## Directive
Set down all of the data exactly as it appears.

## Records supplied
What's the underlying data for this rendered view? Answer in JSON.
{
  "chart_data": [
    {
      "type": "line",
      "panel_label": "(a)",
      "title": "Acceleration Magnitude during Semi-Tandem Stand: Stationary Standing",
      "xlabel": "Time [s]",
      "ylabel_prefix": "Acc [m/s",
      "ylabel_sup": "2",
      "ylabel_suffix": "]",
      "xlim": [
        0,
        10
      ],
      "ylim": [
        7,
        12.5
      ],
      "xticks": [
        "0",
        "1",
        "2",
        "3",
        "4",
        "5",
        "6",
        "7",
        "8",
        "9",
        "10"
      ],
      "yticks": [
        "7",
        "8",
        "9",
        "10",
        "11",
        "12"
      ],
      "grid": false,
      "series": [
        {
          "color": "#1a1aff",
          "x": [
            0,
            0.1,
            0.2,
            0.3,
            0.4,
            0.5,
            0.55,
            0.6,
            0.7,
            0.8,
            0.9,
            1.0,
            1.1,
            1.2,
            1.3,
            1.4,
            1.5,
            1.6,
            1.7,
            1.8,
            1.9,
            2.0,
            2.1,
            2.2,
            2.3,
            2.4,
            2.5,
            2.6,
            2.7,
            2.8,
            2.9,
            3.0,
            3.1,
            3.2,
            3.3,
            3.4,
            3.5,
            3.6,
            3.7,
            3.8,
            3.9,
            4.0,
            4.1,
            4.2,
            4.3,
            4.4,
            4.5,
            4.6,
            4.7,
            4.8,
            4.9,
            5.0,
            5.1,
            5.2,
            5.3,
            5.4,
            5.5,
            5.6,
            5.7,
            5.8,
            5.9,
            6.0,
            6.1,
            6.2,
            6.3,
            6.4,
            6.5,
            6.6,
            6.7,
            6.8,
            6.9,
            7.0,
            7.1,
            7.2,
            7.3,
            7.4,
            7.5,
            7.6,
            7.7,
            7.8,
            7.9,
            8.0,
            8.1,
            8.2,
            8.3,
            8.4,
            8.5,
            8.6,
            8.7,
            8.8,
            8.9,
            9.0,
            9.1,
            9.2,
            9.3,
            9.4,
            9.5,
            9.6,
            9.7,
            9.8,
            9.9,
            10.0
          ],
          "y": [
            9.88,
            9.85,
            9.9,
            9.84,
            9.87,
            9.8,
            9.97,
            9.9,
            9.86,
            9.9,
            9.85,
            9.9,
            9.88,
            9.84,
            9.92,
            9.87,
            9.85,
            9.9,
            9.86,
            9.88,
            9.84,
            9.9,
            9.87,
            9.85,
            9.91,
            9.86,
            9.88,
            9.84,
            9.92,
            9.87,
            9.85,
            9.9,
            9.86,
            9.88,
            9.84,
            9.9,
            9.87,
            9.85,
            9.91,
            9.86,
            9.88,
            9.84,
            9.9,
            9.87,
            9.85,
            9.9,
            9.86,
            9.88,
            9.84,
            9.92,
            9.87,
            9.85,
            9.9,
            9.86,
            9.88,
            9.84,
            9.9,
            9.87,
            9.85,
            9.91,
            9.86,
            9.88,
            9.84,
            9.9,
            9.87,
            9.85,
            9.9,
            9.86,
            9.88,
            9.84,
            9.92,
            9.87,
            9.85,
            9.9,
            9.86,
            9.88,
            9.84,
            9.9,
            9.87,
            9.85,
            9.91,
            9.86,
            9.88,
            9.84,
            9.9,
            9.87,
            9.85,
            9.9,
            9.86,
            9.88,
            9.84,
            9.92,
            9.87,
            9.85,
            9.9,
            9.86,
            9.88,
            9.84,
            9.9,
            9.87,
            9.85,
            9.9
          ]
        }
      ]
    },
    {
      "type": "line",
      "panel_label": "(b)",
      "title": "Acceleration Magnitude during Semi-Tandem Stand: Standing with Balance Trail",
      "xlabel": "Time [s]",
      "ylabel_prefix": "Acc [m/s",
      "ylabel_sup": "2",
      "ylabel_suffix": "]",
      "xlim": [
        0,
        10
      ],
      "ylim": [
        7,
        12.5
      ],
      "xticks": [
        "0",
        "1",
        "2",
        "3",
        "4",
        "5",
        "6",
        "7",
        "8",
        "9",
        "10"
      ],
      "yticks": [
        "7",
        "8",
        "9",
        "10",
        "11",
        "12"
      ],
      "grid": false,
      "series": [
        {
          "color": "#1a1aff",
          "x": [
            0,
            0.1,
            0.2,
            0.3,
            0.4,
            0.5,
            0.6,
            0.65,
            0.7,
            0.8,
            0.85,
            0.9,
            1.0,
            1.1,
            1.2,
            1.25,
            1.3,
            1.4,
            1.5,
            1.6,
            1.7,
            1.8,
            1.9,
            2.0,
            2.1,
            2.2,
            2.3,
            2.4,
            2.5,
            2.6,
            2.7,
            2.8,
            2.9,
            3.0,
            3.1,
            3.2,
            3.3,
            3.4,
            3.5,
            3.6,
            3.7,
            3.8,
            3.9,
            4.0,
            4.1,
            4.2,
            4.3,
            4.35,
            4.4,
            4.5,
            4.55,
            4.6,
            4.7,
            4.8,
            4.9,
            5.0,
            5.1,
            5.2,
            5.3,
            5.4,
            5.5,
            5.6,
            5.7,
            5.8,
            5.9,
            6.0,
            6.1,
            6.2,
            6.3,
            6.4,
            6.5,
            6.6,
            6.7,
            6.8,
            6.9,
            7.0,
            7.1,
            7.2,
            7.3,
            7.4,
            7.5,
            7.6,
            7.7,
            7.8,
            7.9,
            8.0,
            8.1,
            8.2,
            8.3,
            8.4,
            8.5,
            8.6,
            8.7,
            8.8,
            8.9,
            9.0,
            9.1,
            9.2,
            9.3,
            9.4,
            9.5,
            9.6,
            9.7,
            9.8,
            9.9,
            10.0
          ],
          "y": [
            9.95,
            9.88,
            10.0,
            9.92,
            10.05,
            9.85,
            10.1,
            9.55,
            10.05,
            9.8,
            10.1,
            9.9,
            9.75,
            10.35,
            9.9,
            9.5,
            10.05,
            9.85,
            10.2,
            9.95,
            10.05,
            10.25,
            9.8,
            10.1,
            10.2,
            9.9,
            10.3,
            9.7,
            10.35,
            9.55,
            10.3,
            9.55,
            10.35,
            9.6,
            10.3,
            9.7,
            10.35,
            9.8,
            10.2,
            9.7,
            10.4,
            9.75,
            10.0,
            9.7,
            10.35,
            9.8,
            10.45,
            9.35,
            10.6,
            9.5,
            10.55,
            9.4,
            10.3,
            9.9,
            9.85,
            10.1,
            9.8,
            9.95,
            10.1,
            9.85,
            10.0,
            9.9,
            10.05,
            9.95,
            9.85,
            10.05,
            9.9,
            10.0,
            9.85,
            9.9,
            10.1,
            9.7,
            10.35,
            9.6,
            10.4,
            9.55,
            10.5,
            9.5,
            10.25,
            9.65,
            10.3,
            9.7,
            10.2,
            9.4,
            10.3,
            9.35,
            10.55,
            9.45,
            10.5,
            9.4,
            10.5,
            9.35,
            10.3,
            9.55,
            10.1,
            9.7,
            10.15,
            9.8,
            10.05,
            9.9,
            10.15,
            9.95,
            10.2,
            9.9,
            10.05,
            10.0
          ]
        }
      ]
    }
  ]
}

## Written answer
What's the underlying data for this rendered view? Answer in JSON.
{
  "chart_data": [
    {
      "type": "line",
      "panel_label": "(a)",
      "title": "Acceleration Magnitude during Semi-Tandem Stand: Stationary Standing",
      "xlabel": "Time [s]",
      "ylabel_prefix": "Acc [m/s",
      "ylabel_sup": "2",
      "ylabel_suffix": "]",
      "xlim": [
        0,
        10
      ],
      "ylim": [
        7,
        12.5
      ],
      "xticks": [
        "0",
        "1",
        "2",
        "3",
        "4",
        "5",
        "6",
        "7",
        "8",
        "9",
        "10"
      ],
      "yticks": [
        "7",
        "8",
        "9",
        "10",
        "11",
        "12"
      ],
      "grid": false,
      "series": [
        {
          "color": "#1a1aff",
          "x": [
            0,
            0.1,
            0.2,
            0.3,
            0.4,
            0.5,
            0.55,
            0.6,
            0.7,
            0.8,
            0.9,
            1.0,
            1.1,
            1.2,
            1.3,
            1.4,
            1.5,
            1.6,
            1.7,
            1.8,
            1.9,
            2.0,
            2.1,
            2.2,
            2.3,
            2.4,
            2.5,
            2.6,
            2.7,
            2.8,
            2.9,
            3.0,
            3.1,
            3.2,
            3.3,
            3.4,
            3.5,
            3.6,
            3.7,
            3.8,
            3.9,
            4.0,
            4.1,
            4.2,
            4.3,
            4.4,
            4.5,
            4.6,
            4.7,
            4.8,
            4.9,
            5.0,
            5.1,
            5.2,
            5.3,
            5.4,
            5.5,
            5.6,
            5.7,
            5.8,
            5.9,
            6.0,
            6.1,
            6.2,
            6.3,
            6.4,
            6.5,
            6.6,
            6.7,
            6.8,
            6.9,
            7.0,
            7.1,
            7.2,
            7.3,
            7.4,
            7.5,
            7.6,
            7.7,
            7.8,
            7.9,
            8.0,
            8.1,
            8.2,
            8.3,
            8.4,
            8.5,
            8.6,
            8.7,
            8.8,
            8.9,
            9.0,
            9.1,
            9.2,
            9.3,
            9.4,
            9.5,
            9.6,
            9.7,
            9.8,
            9.9,
            10.0
          ],
          "y": [
            9.88,
            9.85,
            9.9,
            9.84,
            9.87,
            9.8,
            9.97,
            9.9,
            9.86,
            9.9,
            9.85,
            9.9,
            9.88,
            9.84,
            9.92,
            9.87,
            9.85,
            9.9,
            9.86,
            9.88,
            9.84,
            9.9,
            9.87,
            9.85,
            9.91,
            9.86,
            9.88,
            9.84,
            9.92,
            9.87,
            9.85,
            9.9,
            9.86,
            9.88,
            9.84,
            9.9,
            9.87,
            9.85,
            9.91,
            9.86,
            9.88,
            9.84,
            9.9,
            9.87,
            9.85,
            9.9,
            9.86,
            9.88,
            9.84,
            9.92,
            9.87,
            9.85,
            9.9,
            9.86,
            9.88,
            9.84,
            9.9,
            9.87,
            9.85,
            9.91,
            9.86,
            9.88,
            9.84,
            9.9,
            9.87,
            9.85,
            9.9,
            9.86,
            9.88,
            9.84,
            9.92,
            9.87,
            9.85,
            9.9,
            9.86,
            9.88,
            9.84,
            9.9,
            9.87,
            9.85,
            9.91,
            9.86,
            9.88,
            9.84,
            9.9,
            9.87,
            9.85,
            9.9,
            9.86,
            9.88,
            9.84,
            9.92,
            9.87,
            9.85,
            9.9,
            9.86,
            9.88,
            9.84,
            9.9,
            9.87,
            9.85,
            9.9
          ]
        }
      ]
    },
    {
      "type": "line",
      "panel_label": "(b)",
      "title": "Acceleration Magnitude during Semi-Tandem Stand: Standing with Balance Trail",
      "xlabel": "Time [s]",
      "ylabel_prefix": "Acc [m/s",
      "ylabel_sup": "2",
      "ylabel_suffix": "]",
      "xlim": [
        0,
        10
      ],
      "ylim": [
        7,
        12.5
      ],
      "xticks": [
        "0",
        "1",
        "2",
        "3",
        "4",
        "5",
        "6",
        "7",
        "8",
        "9",
        "10"
      ],
      "yticks": [
        "7",
        "8",
        "9",
        "10",
        "11",
        "12"
      ],
      "grid": false,
      "series": [
        {
          "color": "#1a1aff",
          "x": [
            0,
            0.1,
            0.2,
            0.3,
            0.4,
            0.5,
            0.6,
            0.65,
            0.7,
            0.8,
            0.85,
            0.9,
            1.0,
            1.1,
            1.2,
            1.25,
            1.3,
            1.4,
            1.5,
            1.6,
            1.7,
            1.8,
            1.9,
            2.0,
            2.1,
            2.2,
            2.3,
            2.4,
            2.5,
            2.6,
            2.7,
            2.8,
            2.9,
            3.0,
            3.1,
            3.2,
            3.3,
            3.4,
            3.5,
            3.6,
            3.7,
            3.8,
            3.9,
            4.0,
            4.1,
            4.2,
            4.3,
            4.35,
            4.4,
            4.5,
            4.55,
            4.6,
            4.7,
            4.8,
            4.9,
            5.0,
            5.1,
            5.2,
            5.3,
            5.4,
            5.5,
            5.6,
            5.7,
            5.8,
            5.9,
            6.0,
            6.1,
            6.2,
            6.3,
            6.4,
            6.5,
            6.6,
            6.7,
            6.8,
            6.9,
            7.0,
            7.1,
            7.2,
            7.3,
            7.4,
            7.5,
            7.6,
            7.7,
            7.8,
            7.9,
            8.0,
            8.1,
            8.2,
            8.3,
            8.4,
            8.5,
            8.6,
            8.7,
            8.8,
            8.9,
            9.0,
            9.1,
            9.2,
            9.3,
            9.4,
            9.5,
            9.6,
            9.7,
            9.8,
            9.9,
            10.0
          ],
          "y": [
            9.95,
            9.88,
            10.0,
            9.92,
            10.05,
            9.85,
            10.1,
            9.55,
            10.05,
            9.8,
            10.1,
            9.9,
            9.75,
            10.35,
            9.9,
            9.5,
            10.05,
            9.85,
            10.2,
            9.95,
            10.05,
            10.25,
            9.8,
            10.1,
            10.2,
            9.9,
            10.3,
            9.7,
            10.35,
            9.55,
            10.3,
            9.55,
            10.35,
            9.6,
            10.3,
            9.7,
            10.35,
            9.8,
            10.2,
            9.7,
            10.4,
            9.75,
            10.0,
            9.7,
            10.35,
            9.8,
            10.45,
            9.35,
            10.6,
            9.5,
            10.55,
            9.4,
            10.3,
            9.9,
            9.85,
            10.1,
            9.8,
            9.95,
            10.1,
            9.85,
            10.0,
            9.9,
            10.05,
            9.95,
            9.85,
            10.05,
            9.9,
            10.0,
            9.85,
            9.9,
            10.1,
            9.7,
            10.35,
            9.6,
            10.4,
            9.55,
            10.5,
            9.5,
            10.25,
            9.65,
            10.3,
            9.7,
            10.2,
            9.4,
            10.3,
            9.35,
            10.55,
            9.45,
            10.5,
            9.4,
            10.5,
            9.35,
            10.3,
            9.55,
            10.1,
            9.7,
            10.15,
            9.8,
            10.05,
            9.9,
            10.15,
            9.95,
            10.2,
            9.9,
            10.05,
            10.0
          ]
        }
      ]
    }
  ]
}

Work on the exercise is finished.